§ WORK TO DO
Write out every entry exactly as it appears.

---- DATA TO PROCESS

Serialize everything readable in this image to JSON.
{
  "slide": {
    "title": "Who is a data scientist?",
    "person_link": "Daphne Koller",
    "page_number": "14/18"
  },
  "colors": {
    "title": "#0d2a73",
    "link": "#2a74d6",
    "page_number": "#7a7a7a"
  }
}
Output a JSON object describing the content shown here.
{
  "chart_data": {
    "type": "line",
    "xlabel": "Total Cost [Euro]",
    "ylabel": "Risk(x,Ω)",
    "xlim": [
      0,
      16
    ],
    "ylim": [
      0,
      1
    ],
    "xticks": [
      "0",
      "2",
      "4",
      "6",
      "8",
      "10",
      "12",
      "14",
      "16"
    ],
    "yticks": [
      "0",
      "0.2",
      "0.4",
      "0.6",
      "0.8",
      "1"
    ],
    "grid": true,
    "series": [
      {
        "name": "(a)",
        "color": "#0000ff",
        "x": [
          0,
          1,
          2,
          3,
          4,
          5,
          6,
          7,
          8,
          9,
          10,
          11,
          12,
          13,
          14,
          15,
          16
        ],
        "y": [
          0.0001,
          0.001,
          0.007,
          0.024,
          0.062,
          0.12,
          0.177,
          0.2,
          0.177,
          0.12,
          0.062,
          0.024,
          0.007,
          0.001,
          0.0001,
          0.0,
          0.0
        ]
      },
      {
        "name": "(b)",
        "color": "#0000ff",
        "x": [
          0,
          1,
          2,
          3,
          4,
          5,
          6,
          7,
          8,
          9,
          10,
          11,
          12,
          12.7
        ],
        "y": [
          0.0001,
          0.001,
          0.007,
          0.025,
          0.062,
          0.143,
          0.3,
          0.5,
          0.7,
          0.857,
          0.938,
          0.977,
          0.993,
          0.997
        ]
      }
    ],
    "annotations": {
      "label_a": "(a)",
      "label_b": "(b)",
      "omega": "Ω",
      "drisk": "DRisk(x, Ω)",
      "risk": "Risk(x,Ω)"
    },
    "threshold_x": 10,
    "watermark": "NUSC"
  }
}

--------

§ WORKED SOLUTION
Serialize everything readable in this image to JSON.
{
  "slide": {
    "title": "Who is a data scientist?",
    "person_link": "Daphne Koller",
    "page_number": "14/18"
  },
  "colors": {
    "title": "#0d2a73",
    "link": "#2a74d6",
    "page_number": "#7a7a7a"
  }
}
Output a JSON object describing the content shown here.
{
  "chart_data": {
    "type": "line",
    "xlabel": "Total Cost [Euro]",
    "ylabel": "Risk(x,Ω)",
    "xlim": [
      0,
      16
    ],
    "ylim": [
      0,
      1
    ],
    "xticks": [
      "0",
      "2",
      "4",
      "6",
      "8",
      "10",
      "12",
      "14",
      "16"
    ],
    "yticks": [
      "0",
      "0.2",
      "0.4",
      "0.6",
      "0.8",
      "1"
    ],
    "grid": true,
    "series": [
      {
        "name": "(a)",
        "color": "#0000ff",
        "x": [
          0,
          1,
          2,
          3,
          4,
          5,
          6,
          7,
          8,
          9,
          10,
          11,
          12,
          13,
          14,
          15,
          16
        ],
        "y": [
          0.0001,
          0.001,
          0.007,
          0.024,
          0.062,
          0.12,
          0.177,
          0.2,
          0.177,
          0.12,
          0.062,
          0.024,
          0.007,
          0.001,
          0.0001,
          0.0,
          0.0
        ]
      },
      {
        "name": "(b)",
        "color": "#0000ff",
        "x": [
          0,
          1,
          2,
          3,
          4,
          5,
          6,
          7,
          8,
          9,
          10,
          11,
          12,
          12.7
        ],
        "y": [
          0.0001,
          0.001,
          0.007,
          0.025,
          0.062,
          0.143,
          0.3,
          0.5,
          0.7,
          0.857,
          0.938,
          0.977,
          0.993,
          0.997
        ]
      }
    ],
    "annotations": {
      "label_a": "(a)",
      "label_b": "(b)",
      "omega": "Ω",
      "drisk": "DRisk(x, Ω)",
      "risk": "Risk(x,Ω)"
    },
    "threshold_x": 10,
    "watermark": "NUSC"
  }
}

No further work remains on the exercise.